◆ **Directions**
Skip the images and return the records below exactly.

%%

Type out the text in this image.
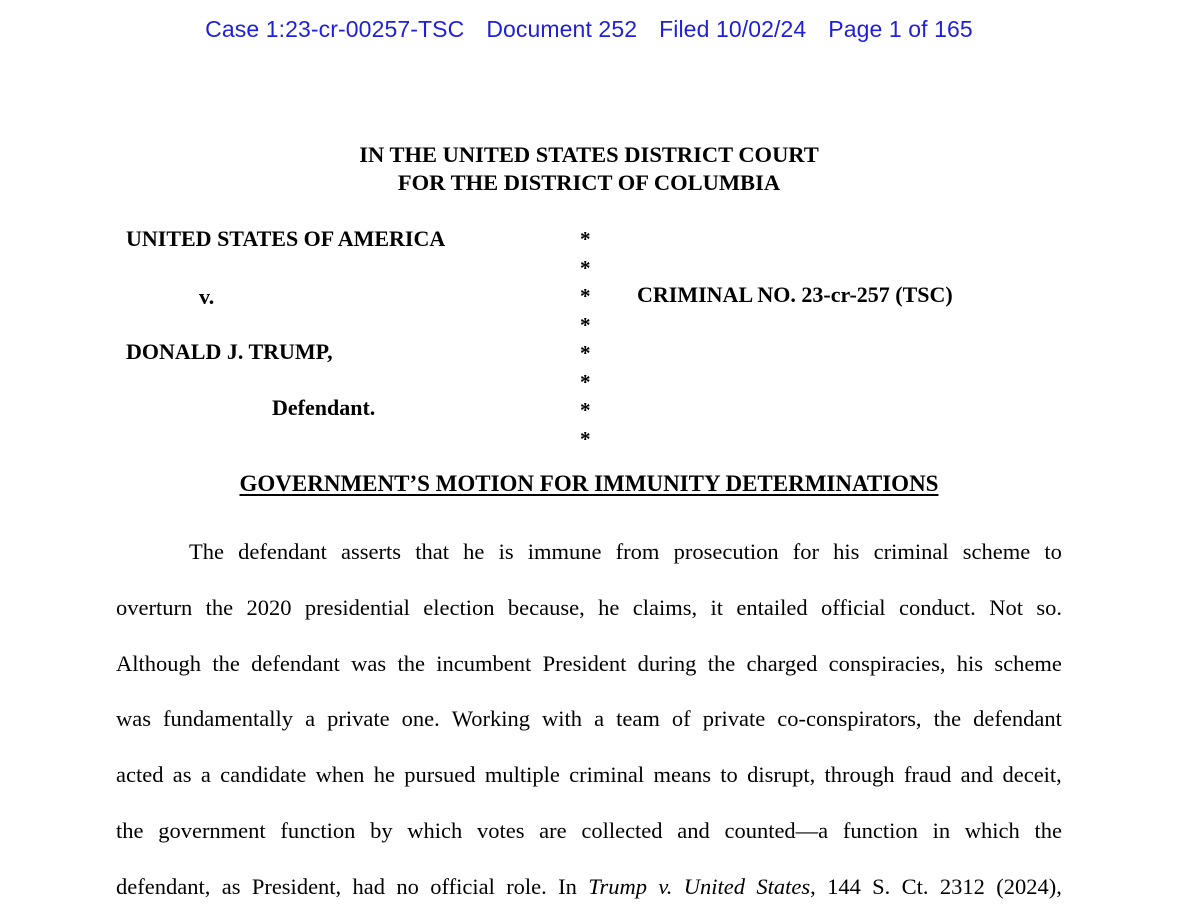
Case 1:23-cr-00257-TSC Document 252 Filed 10/02/24 Page 1 of 165
IN THE UNITED STATES DISTRICT COURT
FOR THE DISTRICT OF COLUMBIA
UNITED STATES OF AMERICA
v.
DONALD J. TRUMP,
Defendant.
*
*
*
*
*
*
*
*
CRIMINAL NO. 23-cr-257 (TSC)
GOVERNMENT’S MOTION FOR IMMUNITY DETERMINATIONS
The defendant asserts that he is immune from prosecution for his criminal scheme to
overturn the 2020 presidential election because, he claims, it entailed official conduct. Not so.
Although the defendant was the incumbent President during the charged conspiracies, his scheme
was fundamentally a private one. Working with a team of private co-conspirators, the defendant
acted as a candidate when he pursued multiple criminal means to disrupt, through fraud and deceit,
the government function by which votes are collected and counted—a function in which the
defendant, as President, had no official role. In Trump v. United States, 144 S. Ct. 2312 (2024),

%%

◆ **Result for this task**
Type out the text in this image.
Case 1:23-cr-00257-TSC Document 252 Filed 10/02/24 Page 1 of 165
IN THE UNITED STATES DISTRICT COURT
FOR THE DISTRICT OF COLUMBIA
UNITED STATES OF AMERICA
v.
DONALD J. TRUMP,
Defendant.
*
*
*
*
*
*
*
*
CRIMINAL NO. 23-cr-257 (TSC)
GOVERNMENT’S MOTION FOR IMMUNITY DETERMINATIONS
The defendant asserts that he is immune from prosecution for his criminal scheme to
overturn the 2020 presidential election because, he claims, it entailed official conduct. Not so.
Although the defendant was the incumbent President during the charged conspiracies, his scheme
was fundamentally a private one. Working with a team of private co-conspirators, the defendant
acted as a candidate when he pursued multiple criminal means to disrupt, through fraud and deceit,
the government function by which votes are collected and counted—a function in which the
defendant, as President, had no official role. In Trump v. United States, 144 S. Ct. 2312 (2024),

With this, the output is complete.